■ **Written exercise**
Collect all lines below with the string "Training".

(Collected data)
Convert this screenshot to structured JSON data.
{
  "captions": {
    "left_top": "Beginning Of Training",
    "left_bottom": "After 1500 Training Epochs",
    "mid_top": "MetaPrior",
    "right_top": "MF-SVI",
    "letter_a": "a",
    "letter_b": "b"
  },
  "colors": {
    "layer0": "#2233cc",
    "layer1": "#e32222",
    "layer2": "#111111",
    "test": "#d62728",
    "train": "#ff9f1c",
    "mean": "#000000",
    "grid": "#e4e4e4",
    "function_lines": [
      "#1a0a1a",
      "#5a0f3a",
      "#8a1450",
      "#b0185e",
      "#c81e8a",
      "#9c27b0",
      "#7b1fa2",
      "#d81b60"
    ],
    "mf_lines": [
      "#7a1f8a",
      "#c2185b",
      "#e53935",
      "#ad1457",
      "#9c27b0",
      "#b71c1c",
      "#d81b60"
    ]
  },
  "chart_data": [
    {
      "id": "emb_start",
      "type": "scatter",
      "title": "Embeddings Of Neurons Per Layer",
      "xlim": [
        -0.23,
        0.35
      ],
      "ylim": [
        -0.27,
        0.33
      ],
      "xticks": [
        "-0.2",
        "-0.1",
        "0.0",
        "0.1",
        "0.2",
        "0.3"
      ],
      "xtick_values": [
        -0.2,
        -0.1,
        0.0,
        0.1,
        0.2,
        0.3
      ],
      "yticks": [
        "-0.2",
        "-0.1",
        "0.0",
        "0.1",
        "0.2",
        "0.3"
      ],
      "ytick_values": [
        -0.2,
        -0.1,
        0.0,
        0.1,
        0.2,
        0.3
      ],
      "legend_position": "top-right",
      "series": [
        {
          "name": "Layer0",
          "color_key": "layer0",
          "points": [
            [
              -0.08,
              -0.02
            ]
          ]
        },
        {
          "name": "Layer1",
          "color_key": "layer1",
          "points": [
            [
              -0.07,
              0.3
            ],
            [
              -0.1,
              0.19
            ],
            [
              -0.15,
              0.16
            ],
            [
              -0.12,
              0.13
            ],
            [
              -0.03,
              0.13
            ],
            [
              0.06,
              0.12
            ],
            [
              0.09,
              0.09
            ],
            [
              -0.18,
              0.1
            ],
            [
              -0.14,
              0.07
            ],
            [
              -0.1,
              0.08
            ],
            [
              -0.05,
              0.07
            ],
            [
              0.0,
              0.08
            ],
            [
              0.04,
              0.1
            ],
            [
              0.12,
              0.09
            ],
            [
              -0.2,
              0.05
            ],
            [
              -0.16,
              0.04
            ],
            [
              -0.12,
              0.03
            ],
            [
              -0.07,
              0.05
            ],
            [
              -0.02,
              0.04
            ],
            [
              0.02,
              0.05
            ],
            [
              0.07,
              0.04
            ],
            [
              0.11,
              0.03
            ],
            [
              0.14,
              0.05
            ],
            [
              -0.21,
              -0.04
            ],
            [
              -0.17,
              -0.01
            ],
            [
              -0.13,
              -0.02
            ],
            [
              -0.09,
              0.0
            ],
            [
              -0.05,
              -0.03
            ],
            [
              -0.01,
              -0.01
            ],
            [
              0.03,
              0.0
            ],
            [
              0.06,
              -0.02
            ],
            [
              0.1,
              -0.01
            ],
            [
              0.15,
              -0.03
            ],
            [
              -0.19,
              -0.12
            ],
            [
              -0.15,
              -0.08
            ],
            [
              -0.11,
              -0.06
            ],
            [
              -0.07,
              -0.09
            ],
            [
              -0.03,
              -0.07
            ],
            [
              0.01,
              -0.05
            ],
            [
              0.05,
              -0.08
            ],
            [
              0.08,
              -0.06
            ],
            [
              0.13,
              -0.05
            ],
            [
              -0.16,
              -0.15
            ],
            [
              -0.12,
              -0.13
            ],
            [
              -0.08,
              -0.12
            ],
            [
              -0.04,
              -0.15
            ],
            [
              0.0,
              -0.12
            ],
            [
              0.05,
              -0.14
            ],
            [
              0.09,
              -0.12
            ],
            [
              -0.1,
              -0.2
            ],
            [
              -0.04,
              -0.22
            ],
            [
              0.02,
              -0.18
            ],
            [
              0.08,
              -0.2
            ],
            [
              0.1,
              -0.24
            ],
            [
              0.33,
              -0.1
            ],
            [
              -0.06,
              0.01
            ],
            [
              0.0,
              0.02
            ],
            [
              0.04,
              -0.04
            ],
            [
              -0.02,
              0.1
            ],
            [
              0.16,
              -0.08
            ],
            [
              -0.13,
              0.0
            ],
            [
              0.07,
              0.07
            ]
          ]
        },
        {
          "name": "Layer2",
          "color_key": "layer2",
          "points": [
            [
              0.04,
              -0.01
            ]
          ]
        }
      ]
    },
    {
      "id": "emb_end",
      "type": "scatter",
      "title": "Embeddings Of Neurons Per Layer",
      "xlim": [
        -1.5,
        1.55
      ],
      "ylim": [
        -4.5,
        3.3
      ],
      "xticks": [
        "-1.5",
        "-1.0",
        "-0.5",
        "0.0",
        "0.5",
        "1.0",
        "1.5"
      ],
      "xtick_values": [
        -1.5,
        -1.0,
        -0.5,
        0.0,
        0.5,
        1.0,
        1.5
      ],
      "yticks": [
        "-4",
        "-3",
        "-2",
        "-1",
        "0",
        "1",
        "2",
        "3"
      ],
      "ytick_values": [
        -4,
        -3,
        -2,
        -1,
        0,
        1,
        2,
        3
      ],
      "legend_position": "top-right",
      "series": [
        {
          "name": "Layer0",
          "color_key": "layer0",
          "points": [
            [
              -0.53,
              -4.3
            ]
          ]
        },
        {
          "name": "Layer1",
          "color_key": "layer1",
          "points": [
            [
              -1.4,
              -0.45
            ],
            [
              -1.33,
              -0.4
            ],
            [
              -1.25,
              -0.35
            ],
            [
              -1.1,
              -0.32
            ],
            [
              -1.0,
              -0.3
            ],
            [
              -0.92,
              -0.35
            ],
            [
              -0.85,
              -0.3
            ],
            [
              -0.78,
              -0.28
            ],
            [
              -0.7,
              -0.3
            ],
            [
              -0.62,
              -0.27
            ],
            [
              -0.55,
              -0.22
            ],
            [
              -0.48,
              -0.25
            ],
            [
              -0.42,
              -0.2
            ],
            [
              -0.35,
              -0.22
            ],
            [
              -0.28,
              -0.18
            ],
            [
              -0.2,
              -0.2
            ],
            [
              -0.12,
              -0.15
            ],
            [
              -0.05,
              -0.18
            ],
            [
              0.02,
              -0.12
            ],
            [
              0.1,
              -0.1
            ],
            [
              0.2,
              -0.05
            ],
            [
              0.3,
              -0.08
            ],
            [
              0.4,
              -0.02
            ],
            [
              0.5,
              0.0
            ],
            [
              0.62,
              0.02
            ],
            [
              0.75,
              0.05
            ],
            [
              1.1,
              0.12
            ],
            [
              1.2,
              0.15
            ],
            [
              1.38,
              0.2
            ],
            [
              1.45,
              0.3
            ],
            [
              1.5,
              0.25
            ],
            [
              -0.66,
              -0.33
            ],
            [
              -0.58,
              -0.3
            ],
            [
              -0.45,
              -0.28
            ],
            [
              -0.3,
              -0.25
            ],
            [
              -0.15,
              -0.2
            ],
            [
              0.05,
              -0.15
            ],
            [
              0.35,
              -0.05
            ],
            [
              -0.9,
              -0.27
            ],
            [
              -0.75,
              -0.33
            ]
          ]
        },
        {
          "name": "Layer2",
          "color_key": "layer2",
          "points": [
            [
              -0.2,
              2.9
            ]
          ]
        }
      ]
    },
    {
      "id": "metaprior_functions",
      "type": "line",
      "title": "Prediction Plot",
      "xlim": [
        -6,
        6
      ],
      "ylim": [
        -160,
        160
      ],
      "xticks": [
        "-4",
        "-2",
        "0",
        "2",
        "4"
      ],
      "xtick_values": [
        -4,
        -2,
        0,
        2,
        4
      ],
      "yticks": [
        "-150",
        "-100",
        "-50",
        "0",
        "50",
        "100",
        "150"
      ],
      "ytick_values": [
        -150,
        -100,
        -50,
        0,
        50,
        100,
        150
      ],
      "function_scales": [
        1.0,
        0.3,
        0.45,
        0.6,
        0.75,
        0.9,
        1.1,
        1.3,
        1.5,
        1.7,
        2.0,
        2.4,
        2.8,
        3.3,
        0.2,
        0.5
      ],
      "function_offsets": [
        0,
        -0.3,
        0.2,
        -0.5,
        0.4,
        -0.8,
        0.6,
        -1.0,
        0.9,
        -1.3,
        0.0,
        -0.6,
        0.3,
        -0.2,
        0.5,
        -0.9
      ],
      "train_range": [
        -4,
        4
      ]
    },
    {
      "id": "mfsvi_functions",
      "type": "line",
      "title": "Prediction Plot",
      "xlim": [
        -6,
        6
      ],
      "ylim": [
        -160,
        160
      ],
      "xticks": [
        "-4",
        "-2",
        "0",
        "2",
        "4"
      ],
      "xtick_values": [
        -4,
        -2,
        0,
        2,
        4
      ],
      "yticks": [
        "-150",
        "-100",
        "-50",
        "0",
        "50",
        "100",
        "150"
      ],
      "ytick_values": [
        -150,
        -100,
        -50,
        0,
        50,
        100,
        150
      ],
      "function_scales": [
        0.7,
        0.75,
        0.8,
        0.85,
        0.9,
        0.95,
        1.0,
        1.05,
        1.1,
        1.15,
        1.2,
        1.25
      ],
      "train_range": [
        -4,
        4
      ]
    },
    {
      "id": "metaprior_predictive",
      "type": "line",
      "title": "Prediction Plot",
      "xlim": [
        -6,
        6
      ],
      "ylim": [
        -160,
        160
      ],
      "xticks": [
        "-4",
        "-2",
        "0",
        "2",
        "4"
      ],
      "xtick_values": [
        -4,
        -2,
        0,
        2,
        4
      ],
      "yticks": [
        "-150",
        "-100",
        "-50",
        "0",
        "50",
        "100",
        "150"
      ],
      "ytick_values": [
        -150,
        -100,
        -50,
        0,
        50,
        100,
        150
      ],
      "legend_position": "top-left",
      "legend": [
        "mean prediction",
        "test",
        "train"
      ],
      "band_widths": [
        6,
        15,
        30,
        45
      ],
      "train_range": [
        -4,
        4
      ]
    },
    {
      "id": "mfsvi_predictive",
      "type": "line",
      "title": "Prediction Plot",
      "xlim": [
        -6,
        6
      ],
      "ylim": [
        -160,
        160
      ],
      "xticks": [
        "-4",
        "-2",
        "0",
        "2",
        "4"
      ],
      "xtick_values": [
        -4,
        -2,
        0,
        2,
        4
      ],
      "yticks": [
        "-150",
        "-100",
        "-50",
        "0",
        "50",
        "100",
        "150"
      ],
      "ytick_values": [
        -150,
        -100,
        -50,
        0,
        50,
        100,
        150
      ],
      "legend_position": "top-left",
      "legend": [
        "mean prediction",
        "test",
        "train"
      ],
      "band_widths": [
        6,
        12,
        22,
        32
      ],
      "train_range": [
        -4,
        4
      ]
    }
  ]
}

■ **Answer below**
    "left_top": "Beginning Of Training",
    "left_bottom": "After 1500 Training Epochs",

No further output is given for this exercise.